> [PROBLEM TO WORK ON]: Repeat the material in full. Keep every line exactly as it is.

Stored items
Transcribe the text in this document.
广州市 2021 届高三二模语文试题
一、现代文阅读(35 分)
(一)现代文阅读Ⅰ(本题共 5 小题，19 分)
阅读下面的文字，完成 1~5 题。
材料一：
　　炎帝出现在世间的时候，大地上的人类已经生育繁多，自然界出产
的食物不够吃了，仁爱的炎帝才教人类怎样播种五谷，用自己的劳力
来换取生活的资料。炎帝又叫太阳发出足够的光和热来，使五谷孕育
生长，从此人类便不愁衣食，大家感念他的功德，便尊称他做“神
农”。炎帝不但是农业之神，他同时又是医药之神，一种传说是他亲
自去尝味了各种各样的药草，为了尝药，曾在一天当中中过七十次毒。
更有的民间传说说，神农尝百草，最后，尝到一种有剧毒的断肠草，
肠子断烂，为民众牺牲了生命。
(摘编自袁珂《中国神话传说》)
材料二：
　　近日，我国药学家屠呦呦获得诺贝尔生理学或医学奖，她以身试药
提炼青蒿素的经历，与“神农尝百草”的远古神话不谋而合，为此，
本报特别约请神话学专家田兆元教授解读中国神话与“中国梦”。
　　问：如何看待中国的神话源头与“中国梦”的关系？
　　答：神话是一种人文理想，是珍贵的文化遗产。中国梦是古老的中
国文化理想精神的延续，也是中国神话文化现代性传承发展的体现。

> [ANSWER TO THE TASK]:
Transcribe the text in this document.
广州市 2021 届高三二模语文试题
一、现代文阅读(35 分)
(一)现代文阅读Ⅰ(本题共 5 小题，19 分)
阅读下面的文字，完成 1~5 题。
材料一：
　　炎帝出现在世间的时候，大地上的人类已经生育繁多，自然界出产
的食物不够吃了，仁爱的炎帝才教人类怎样播种五谷，用自己的劳力
来换取生活的资料。炎帝又叫太阳发出足够的光和热来，使五谷孕育
生长，从此人类便不愁衣食，大家感念他的功德，便尊称他做“神
农”。炎帝不但是农业之神，他同时又是医药之神，一种传说是他亲
自去尝味了各种各样的药草，为了尝药，曾在一天当中中过七十次毒。
更有的民间传说说，神农尝百草，最后，尝到一种有剧毒的断肠草，
肠子断烂，为民众牺牲了生命。
(摘编自袁珂《中国神话传说》)
材料二：
　　近日，我国药学家屠呦呦获得诺贝尔生理学或医学奖，她以身试药
提炼青蒿素的经历，与“神农尝百草”的远古神话不谋而合，为此，
本报特别约请神话学专家田兆元教授解读中国神话与“中国梦”。
　　问：如何看待中国的神话源头与“中国梦”的关系？
　　答：神话是一种人文理想，是珍贵的文化遗产。中国梦是古老的中
国文化理想精神的延续，也是中国神话文化现代性传承发展的体现。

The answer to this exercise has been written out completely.